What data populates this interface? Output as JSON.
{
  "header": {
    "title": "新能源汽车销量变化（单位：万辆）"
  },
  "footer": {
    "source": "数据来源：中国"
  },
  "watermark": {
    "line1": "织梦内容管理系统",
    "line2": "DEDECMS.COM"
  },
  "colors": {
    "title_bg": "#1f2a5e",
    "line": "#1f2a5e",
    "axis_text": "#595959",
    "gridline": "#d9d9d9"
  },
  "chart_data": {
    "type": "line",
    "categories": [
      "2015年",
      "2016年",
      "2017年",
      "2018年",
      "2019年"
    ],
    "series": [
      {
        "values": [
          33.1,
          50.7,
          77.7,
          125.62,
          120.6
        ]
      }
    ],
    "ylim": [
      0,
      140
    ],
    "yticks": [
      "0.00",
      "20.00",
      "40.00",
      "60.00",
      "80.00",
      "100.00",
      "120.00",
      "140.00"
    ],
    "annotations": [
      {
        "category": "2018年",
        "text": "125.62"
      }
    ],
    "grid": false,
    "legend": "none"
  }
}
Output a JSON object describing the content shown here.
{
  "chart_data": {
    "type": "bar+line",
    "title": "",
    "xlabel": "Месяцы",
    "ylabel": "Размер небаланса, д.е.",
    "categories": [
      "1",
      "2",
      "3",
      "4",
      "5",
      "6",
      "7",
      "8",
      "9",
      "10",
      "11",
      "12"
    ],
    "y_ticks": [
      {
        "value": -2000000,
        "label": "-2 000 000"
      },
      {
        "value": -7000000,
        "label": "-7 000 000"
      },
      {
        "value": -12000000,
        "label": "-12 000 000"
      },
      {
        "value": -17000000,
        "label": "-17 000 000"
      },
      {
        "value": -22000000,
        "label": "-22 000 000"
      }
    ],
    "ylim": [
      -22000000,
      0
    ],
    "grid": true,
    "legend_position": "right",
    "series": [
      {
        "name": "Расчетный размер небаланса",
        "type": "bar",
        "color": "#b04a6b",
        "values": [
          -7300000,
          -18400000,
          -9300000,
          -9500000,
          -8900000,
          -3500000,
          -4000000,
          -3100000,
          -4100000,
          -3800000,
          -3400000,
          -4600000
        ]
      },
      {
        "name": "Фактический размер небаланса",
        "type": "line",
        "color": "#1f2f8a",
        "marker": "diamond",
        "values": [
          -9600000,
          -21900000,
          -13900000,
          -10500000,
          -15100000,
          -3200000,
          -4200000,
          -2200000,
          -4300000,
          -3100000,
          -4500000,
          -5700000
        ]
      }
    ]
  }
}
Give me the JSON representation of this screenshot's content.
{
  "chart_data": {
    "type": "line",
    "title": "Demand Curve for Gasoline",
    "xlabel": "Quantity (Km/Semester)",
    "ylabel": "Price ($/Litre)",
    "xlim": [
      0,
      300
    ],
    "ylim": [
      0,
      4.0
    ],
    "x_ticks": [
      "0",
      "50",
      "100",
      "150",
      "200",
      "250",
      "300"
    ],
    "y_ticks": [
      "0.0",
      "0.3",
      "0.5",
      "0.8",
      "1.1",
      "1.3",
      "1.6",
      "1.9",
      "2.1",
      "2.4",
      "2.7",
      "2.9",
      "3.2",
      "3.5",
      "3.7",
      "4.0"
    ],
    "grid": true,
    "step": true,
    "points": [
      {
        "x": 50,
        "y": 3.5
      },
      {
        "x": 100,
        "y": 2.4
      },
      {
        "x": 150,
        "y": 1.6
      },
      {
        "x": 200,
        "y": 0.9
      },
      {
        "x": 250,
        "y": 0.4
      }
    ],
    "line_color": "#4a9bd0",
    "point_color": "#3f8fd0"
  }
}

**Requirement**
Return, word for word, each line from the line that contains "Give me the" to the end of the listing above; include both end lines and nothing else.

**Complete response**
Give me the JSON representation of this screenshot's content.
{
  "chart_data": {
    "type": "line",
    "title": "Demand Curve for Gasoline",
    "xlabel": "Quantity (Km/Semester)",
    "ylabel": "Price ($/Litre)",
    "xlim": [
      0,
      300
    ],
    "ylim": [
      0,
      4.0
    ],
    "x_ticks": [
      "0",
      "50",
      "100",
      "150",
      "200",
      "250",
      "300"
    ],
    "y_ticks": [
      "0.0",
      "0.3",
      "0.5",
      "0.8",
      "1.1",
      "1.3",
      "1.6",
      "1.9",
      "2.1",
      "2.4",
      "2.7",
      "2.9",
      "3.2",
      "3.5",
      "3.7",
      "4.0"
    ],
    "grid": true,
    "step": true,
    "points": [
      {
        "x": 50,
        "y": 3.5
      },
      {
        "x": 100,
        "y": 2.4
      },
      {
        "x": 150,
        "y": 1.6
      },
      {
        "x": 200,
        "y": 0.9
      },
      {
        "x": 250,
        "y": 0.4
      }
    ],
    "line_color": "#4a9bd0",
    "point_color": "#3f8fd0"
  }
}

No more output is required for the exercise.